=== Exercise input ===

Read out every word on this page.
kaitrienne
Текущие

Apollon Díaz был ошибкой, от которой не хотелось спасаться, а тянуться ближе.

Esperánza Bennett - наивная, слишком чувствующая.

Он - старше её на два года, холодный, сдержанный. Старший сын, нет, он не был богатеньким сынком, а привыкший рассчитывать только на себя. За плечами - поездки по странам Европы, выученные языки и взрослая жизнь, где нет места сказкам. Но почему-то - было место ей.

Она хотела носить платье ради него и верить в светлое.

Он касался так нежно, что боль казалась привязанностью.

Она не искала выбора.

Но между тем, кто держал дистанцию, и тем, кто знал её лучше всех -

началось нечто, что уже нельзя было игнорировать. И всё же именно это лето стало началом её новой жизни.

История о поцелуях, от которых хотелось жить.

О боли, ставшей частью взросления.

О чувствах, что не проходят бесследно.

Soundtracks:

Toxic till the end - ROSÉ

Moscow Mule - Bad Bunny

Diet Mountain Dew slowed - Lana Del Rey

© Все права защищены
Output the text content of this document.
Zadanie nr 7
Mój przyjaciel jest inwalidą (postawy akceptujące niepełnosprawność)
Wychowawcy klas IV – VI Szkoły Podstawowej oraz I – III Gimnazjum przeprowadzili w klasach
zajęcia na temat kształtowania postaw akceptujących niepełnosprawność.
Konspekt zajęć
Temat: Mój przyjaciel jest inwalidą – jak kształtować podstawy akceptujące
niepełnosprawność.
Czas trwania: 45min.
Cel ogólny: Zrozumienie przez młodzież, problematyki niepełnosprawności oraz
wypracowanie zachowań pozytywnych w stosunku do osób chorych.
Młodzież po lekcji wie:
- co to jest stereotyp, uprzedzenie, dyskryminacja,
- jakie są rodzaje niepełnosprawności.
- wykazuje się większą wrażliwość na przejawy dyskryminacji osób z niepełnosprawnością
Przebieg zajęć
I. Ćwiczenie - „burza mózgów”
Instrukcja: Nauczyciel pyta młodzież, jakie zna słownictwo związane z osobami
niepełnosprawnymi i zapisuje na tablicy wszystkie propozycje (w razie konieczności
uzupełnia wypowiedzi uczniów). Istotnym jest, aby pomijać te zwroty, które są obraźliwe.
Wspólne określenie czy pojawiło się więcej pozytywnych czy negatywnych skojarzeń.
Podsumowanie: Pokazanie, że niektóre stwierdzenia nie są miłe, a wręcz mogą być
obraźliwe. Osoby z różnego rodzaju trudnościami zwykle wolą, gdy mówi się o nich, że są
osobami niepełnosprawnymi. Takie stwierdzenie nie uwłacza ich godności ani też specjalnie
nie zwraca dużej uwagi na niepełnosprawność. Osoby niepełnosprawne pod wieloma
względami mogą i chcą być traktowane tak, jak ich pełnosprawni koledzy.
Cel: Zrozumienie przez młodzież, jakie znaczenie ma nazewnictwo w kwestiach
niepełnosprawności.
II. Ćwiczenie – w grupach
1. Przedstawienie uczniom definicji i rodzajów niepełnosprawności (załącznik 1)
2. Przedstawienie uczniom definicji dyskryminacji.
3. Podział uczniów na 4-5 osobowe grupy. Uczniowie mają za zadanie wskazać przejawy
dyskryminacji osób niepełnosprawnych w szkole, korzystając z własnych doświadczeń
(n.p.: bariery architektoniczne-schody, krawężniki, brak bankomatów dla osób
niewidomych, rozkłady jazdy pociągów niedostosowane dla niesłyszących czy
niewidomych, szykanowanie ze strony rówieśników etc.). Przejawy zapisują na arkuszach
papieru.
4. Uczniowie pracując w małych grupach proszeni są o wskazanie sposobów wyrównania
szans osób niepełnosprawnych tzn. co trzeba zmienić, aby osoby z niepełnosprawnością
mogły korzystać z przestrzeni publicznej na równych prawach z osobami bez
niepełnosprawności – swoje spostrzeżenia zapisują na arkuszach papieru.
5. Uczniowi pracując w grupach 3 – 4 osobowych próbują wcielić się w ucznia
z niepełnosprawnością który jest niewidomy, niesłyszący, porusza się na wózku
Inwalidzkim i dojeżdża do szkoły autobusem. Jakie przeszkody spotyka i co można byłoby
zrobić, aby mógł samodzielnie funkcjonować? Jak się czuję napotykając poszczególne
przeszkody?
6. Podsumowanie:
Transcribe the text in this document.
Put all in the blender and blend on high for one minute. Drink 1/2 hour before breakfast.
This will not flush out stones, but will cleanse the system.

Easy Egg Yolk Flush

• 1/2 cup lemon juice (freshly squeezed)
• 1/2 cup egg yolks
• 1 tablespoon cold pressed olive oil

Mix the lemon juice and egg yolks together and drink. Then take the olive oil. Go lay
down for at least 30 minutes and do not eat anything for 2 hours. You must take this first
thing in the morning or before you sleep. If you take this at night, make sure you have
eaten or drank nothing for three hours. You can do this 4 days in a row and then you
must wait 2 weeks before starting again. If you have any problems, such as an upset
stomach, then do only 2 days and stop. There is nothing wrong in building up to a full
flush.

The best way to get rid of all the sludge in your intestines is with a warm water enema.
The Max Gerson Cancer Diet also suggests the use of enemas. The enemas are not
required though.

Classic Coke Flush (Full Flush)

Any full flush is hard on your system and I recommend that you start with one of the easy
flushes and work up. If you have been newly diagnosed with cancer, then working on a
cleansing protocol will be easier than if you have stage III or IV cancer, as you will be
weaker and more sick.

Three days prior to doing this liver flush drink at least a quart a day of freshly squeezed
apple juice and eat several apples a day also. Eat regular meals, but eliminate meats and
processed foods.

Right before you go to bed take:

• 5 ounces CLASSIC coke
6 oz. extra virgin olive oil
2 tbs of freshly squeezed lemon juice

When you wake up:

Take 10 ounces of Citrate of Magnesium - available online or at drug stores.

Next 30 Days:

===

Given task: Extract all of the data above without altering anything.

Answer:
Read out every word on this page.
kaitrienne
Текущие

Apollon Díaz был ошибкой, от которой не хотелось спасаться, а тянуться ближе.

Esperánza Bennett - наивная, слишком чувствующая.

Он - старше её на два года, холодный, сдержанный. Старший сын, нет, он не был богатеньким сынком, а привыкший рассчитывать только на себя. За плечами - поездки по странам Европы, выученные языки и взрослая жизнь, где нет места сказкам. Но почему-то - было место ей.

Она хотела носить платье ради него и верить в светлое.

Он касался так нежно, что боль казалась привязанностью.

Она не искала выбора.

Но между тем, кто держал дистанцию, и тем, кто знал её лучше всех -

началось нечто, что уже нельзя было игнорировать. И всё же именно это лето стало началом её новой жизни.

История о поцелуях, от которых хотелось жить.

О боли, ставшей частью взросления.

О чувствах, что не проходят бесследно.

Soundtracks:

Toxic till the end - ROSÉ

Moscow Mule - Bad Bunny

Diet Mountain Dew slowed - Lana Del Rey

© Все права защищены
Output the text content of this document.
Zadanie nr 7
Mój przyjaciel jest inwalidą (postawy akceptujące niepełnosprawność)
Wychowawcy klas IV – VI Szkoły Podstawowej oraz I – III Gimnazjum przeprowadzili w klasach
zajęcia na temat kształtowania postaw akceptujących niepełnosprawność.
Konspekt zajęć
Temat: Mój przyjaciel jest inwalidą – jak kształtować podstawy akceptujące
niepełnosprawność.
Czas trwania: 45min.
Cel ogólny: Zrozumienie przez młodzież, problematyki niepełnosprawności oraz
wypracowanie zachowań pozytywnych w stosunku do osób chorych.
Młodzież po lekcji wie:
- co to jest stereotyp, uprzedzenie, dyskryminacja,
- jakie są rodzaje niepełnosprawności.
- wykazuje się większą wrażliwość na przejawy dyskryminacji osób z niepełnosprawnością
Przebieg zajęć
I. Ćwiczenie - „burza mózgów”
Instrukcja: Nauczyciel pyta młodzież, jakie zna słownictwo związane z osobami
niepełnosprawnymi i zapisuje na tablicy wszystkie propozycje (w razie konieczności
uzupełnia wypowiedzi uczniów). Istotnym jest, aby pomijać te zwroty, które są obraźliwe.
Wspólne określenie czy pojawiło się więcej pozytywnych czy negatywnych skojarzeń.
Podsumowanie: Pokazanie, że niektóre stwierdzenia nie są miłe, a wręcz mogą być
obraźliwe. Osoby z różnego rodzaju trudnościami zwykle wolą, gdy mówi się o nich, że są
osobami niepełnosprawnymi. Takie stwierdzenie nie uwłacza ich godności ani też specjalnie
nie zwraca dużej uwagi na niepełnosprawność. Osoby niepełnosprawne pod wieloma
względami mogą i chcą być traktowane tak, jak ich pełnosprawni koledzy.
Cel: Zrozumienie przez młodzież, jakie znaczenie ma nazewnictwo w kwestiach
niepełnosprawności.
II. Ćwiczenie – w grupach
1. Przedstawienie uczniom definicji i rodzajów niepełnosprawności (załącznik 1)
2. Przedstawienie uczniom definicji dyskryminacji.
3. Podział uczniów na 4-5 osobowe grupy. Uczniowie mają za zadanie wskazać przejawy
dyskryminacji osób niepełnosprawnych w szkole, korzystając z własnych doświadczeń
(n.p.: bariery architektoniczne-schody, krawężniki, brak bankomatów dla osób
niewidomych, rozkłady jazdy pociągów niedostosowane dla niesłyszących czy
niewidomych, szykanowanie ze strony rówieśników etc.). Przejawy zapisują na arkuszach
papieru.
4. Uczniowie pracując w małych grupach proszeni są o wskazanie sposobów wyrównania
szans osób niepełnosprawnych tzn. co trzeba zmienić, aby osoby z niepełnosprawnością
mogły korzystać z przestrzeni publicznej na równych prawach z osobami bez
niepełnosprawności – swoje spostrzeżenia zapisują na arkuszach papieru.
5. Uczniowi pracując w grupach 3 – 4 osobowych próbują wcielić się w ucznia
z niepełnosprawnością który jest niewidomy, niesłyszący, porusza się na wózku
Inwalidzkim i dojeżdża do szkoły autobusem. Jakie przeszkody spotyka i co można byłoby
zrobić, aby mógł samodzielnie funkcjonować? Jak się czuję napotykając poszczególne
przeszkody?
6. Podsumowanie:
Transcribe the text in this document.
Put all in the blender and blend on high for one minute. Drink 1/2 hour before breakfast.
This will not flush out stones, but will cleanse the system.

Easy Egg Yolk Flush

• 1/2 cup lemon juice (freshly squeezed)
• 1/2 cup egg yolks
• 1 tablespoon cold pressed olive oil

Mix the lemon juice and egg yolks together and drink. Then take the olive oil. Go lay
down for at least 30 minutes and do not eat anything for 2 hours. You must take this first
thing in the morning or before you sleep. If you take this at night, make sure you have
eaten or drank nothing for three hours. You can do this 4 days in a row and then you
must wait 2 weeks before starting again. If you have any problems, such as an upset
stomach, then do only 2 days and stop. There is nothing wrong in building up to a full
flush.

The best way to get rid of all the sludge in your intestines is with a warm water enema.
The Max Gerson Cancer Diet also suggests the use of enemas. The enemas are not
required though.

Classic Coke Flush (Full Flush)

Any full flush is hard on your system and I recommend that you start with one of the easy
flushes and work up. If you have been newly diagnosed with cancer, then working on a
cleansing protocol will be easier than if you have stage III or IV cancer, as you will be
weaker and more sick.

Three days prior to doing this liver flush drink at least a quart a day of freshly squeezed
apple juice and eat several apples a day also. Eat regular meals, but eliminate meats and
processed foods.

Right before you go to bed take:

• 5 ounces CLASSIC coke
6 oz. extra virgin olive oil
2 tbs of freshly squeezed lemon juice

When you wake up:

Take 10 ounces of Citrate of Magnesium - available online or at drug stores.

Next 30 Days:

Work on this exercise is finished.